▸ INFORMATION SHOWN:

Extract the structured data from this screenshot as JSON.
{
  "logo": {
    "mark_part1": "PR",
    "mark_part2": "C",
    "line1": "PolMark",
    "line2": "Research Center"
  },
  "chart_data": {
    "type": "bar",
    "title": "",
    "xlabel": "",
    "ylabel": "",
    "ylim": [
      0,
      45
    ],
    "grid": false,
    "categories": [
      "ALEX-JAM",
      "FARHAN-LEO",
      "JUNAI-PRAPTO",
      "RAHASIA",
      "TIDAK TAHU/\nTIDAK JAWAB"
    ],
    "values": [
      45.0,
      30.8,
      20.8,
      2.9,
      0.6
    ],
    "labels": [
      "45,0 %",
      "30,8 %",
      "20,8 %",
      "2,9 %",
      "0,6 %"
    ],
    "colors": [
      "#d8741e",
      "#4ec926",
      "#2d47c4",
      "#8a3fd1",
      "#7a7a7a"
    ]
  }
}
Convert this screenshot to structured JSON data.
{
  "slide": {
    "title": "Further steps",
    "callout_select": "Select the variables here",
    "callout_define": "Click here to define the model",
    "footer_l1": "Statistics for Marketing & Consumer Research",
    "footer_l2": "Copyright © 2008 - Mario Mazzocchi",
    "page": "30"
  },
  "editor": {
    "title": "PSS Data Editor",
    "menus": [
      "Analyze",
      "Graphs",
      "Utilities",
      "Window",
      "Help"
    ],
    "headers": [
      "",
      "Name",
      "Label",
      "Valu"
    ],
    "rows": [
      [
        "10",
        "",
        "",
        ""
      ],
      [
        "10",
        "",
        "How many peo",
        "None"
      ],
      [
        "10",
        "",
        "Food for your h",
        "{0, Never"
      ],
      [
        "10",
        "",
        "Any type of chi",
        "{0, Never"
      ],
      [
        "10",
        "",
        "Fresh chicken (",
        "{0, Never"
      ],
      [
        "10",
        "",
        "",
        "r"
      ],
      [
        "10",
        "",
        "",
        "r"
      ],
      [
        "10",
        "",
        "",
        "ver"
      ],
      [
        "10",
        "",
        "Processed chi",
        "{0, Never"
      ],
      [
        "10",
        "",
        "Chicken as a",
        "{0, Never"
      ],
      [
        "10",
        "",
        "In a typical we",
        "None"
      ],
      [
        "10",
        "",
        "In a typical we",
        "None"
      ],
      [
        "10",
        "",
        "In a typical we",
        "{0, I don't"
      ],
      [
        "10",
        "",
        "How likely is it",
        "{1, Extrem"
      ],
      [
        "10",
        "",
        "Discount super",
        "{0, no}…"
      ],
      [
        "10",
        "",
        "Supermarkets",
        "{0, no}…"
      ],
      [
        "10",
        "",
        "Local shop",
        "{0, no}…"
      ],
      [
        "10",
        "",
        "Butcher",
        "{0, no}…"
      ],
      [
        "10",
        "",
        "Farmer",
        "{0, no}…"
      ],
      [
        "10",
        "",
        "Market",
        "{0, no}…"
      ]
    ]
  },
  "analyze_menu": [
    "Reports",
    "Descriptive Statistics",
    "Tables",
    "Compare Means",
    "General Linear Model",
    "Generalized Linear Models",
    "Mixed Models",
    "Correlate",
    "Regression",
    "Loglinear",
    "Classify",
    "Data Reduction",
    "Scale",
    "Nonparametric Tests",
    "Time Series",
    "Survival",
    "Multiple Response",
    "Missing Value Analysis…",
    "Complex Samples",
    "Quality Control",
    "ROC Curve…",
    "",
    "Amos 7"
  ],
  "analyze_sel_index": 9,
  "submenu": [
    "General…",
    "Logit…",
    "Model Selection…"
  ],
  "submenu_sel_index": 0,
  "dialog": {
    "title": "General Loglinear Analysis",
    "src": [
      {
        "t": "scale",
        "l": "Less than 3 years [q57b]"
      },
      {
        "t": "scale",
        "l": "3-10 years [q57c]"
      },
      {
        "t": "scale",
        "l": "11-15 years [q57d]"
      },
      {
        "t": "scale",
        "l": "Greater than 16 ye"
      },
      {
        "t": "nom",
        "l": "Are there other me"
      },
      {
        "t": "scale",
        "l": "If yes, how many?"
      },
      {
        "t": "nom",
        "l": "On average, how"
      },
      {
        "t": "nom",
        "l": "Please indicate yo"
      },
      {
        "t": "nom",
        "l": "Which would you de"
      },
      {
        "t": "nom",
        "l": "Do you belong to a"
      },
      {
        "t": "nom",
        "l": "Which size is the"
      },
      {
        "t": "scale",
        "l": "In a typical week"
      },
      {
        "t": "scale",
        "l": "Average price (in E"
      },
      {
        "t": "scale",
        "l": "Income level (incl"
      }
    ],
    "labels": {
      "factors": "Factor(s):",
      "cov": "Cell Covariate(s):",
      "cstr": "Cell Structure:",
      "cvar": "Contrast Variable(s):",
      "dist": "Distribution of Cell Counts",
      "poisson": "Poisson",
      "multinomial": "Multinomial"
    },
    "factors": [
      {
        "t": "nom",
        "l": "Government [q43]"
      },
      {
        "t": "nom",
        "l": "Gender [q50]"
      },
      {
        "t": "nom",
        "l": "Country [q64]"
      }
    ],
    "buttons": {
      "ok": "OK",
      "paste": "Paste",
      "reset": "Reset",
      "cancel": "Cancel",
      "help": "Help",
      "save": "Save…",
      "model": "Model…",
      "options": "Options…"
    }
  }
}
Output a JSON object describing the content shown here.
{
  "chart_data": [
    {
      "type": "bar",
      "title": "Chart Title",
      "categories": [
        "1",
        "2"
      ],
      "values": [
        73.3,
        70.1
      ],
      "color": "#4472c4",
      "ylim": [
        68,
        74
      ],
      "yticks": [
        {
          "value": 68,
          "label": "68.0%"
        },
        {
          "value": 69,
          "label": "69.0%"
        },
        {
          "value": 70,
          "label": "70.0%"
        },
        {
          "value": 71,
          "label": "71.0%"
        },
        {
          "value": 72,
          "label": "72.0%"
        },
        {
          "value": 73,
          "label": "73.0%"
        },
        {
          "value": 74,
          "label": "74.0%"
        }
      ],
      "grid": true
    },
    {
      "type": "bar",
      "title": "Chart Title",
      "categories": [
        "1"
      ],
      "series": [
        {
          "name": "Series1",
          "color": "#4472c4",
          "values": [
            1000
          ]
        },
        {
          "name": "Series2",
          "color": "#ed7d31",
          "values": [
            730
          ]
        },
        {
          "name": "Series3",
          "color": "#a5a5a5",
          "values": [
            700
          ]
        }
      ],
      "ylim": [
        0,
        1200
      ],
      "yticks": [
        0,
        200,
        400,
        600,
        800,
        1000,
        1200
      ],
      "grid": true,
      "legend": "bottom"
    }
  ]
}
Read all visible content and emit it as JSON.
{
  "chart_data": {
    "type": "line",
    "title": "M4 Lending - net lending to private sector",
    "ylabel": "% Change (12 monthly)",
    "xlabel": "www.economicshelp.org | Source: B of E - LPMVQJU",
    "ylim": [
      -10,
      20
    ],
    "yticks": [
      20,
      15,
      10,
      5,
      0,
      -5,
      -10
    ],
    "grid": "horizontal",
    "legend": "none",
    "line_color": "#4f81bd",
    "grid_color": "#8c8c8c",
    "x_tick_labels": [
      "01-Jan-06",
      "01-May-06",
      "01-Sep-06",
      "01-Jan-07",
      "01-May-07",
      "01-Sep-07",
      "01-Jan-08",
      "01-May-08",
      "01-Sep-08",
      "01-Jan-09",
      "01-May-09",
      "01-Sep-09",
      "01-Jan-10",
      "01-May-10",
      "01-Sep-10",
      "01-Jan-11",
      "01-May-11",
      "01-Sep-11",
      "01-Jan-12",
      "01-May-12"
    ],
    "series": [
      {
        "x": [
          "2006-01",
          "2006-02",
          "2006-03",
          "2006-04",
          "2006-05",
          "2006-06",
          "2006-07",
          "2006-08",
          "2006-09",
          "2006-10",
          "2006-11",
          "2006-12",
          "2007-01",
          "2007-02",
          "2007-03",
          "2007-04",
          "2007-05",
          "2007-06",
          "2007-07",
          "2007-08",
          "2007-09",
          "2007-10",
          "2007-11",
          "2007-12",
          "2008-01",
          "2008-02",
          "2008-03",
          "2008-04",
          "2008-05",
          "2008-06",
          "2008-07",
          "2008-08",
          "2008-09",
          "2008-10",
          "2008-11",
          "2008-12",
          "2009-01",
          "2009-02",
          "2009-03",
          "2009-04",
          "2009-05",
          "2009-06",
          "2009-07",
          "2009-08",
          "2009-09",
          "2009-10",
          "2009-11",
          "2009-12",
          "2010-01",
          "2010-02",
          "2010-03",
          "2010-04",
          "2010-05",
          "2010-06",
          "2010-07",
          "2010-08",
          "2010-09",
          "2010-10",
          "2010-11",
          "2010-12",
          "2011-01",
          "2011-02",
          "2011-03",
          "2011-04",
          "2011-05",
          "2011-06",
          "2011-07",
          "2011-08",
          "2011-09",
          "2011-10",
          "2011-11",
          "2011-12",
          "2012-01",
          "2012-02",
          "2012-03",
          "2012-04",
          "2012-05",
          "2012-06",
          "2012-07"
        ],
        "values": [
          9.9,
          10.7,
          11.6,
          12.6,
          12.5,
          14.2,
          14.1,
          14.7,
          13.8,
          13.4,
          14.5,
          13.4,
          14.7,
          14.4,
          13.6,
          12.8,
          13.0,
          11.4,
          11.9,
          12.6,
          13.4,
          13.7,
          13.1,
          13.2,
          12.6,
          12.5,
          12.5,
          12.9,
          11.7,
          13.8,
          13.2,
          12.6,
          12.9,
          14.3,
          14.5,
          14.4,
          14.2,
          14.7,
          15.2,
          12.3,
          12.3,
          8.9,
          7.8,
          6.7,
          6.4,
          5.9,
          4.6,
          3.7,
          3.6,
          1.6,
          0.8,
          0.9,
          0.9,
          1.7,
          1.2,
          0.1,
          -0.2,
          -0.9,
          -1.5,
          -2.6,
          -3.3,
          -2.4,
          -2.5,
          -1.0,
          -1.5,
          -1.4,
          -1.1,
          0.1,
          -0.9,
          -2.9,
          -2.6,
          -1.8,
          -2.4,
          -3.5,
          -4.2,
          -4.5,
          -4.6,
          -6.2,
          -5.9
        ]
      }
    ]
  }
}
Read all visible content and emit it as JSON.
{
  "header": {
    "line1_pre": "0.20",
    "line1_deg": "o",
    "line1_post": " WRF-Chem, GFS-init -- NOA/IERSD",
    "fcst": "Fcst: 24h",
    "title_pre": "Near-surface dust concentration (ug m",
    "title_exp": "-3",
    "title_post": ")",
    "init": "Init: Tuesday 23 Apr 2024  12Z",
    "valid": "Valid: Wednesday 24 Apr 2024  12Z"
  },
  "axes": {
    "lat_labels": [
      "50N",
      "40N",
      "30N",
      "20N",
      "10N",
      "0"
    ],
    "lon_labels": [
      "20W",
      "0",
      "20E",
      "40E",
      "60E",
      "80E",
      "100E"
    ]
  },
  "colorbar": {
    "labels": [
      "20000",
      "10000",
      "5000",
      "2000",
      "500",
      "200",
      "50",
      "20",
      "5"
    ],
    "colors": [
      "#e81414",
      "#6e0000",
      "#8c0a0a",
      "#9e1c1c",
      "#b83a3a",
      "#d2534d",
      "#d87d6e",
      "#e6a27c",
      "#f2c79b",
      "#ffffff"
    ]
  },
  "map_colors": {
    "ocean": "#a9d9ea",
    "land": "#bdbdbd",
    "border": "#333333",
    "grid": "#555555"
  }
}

▸ DIRECTIVE:
Report all lines of the material that contain the word "structured".

▸ SOLUTION FOR THIS TASK:
Extract the structured data from this screenshot as JSON.
Convert this screenshot to structured JSON data.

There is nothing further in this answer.